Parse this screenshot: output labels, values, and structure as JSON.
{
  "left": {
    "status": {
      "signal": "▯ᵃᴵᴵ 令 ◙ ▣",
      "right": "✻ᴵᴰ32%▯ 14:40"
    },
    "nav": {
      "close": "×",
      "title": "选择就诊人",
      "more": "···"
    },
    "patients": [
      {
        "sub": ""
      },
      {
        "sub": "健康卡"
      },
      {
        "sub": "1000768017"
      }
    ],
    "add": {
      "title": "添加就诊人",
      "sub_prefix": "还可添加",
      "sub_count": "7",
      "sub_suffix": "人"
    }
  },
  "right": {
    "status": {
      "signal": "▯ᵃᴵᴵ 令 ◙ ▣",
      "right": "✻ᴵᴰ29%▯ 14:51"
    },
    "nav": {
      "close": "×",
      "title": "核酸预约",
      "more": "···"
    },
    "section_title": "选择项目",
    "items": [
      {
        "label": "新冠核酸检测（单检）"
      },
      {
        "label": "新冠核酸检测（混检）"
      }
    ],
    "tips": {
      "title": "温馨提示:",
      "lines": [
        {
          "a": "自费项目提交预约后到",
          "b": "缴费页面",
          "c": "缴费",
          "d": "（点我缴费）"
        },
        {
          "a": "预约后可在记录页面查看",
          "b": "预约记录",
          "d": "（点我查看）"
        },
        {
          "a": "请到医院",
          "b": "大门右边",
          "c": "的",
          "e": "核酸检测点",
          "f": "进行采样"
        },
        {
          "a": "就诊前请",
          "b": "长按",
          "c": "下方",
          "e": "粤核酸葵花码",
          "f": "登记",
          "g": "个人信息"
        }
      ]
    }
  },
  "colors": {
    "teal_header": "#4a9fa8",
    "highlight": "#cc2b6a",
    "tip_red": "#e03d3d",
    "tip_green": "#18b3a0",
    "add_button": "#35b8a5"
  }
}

*****

WHAT YOU WILL DO:
Word for word, every record must be given again.

ANSWER SECTION:
Parse this screenshot: output labels, values, and structure as JSON.
{
  "left": {
    "status": {
      "signal": "▯ᵃᴵᴵ 令 ◙ ▣",
      "right": "✻ᴵᴰ32%▯ 14:40"
    },
    "nav": {
      "close": "×",
      "title": "选择就诊人",
      "more": "···"
    },
    "patients": [
      {
        "sub": ""
      },
      {
        "sub": "健康卡"
      },
      {
        "sub": "1000768017"
      }
    ],
    "add": {
      "title": "添加就诊人",
      "sub_prefix": "还可添加",
      "sub_count": "7",
      "sub_suffix": "人"
    }
  },
  "right": {
    "status": {
      "signal": "▯ᵃᴵᴵ 令 ◙ ▣",
      "right": "✻ᴵᴰ29%▯ 14:51"
    },
    "nav": {
      "close": "×",
      "title": "核酸预约",
      "more": "···"
    },
    "section_title": "选择项目",
    "items": [
      {
        "label": "新冠核酸检测（单检）"
      },
      {
        "label": "新冠核酸检测（混检）"
      }
    ],
    "tips": {
      "title": "温馨提示:",
      "lines": [
        {
          "a": "自费项目提交预约后到",
          "b": "缴费页面",
          "c": "缴费",
          "d": "（点我缴费）"
        },
        {
          "a": "预约后可在记录页面查看",
          "b": "预约记录",
          "d": "（点我查看）"
        },
        {
          "a": "请到医院",
          "b": "大门右边",
          "c": "的",
          "e": "核酸检测点",
          "f": "进行采样"
        },
        {
          "a": "就诊前请",
          "b": "长按",
          "c": "下方",
          "e": "粤核酸葵花码",
          "f": "登记",
          "g": "个人信息"
        }
      ]
    }
  },
  "colors": {
    "teal_header": "#4a9fa8",
    "highlight": "#cc2b6a",
    "tip_red": "#e03d3d",
    "tip_green": "#18b3a0",
    "add_button": "#35b8a5"
  }
}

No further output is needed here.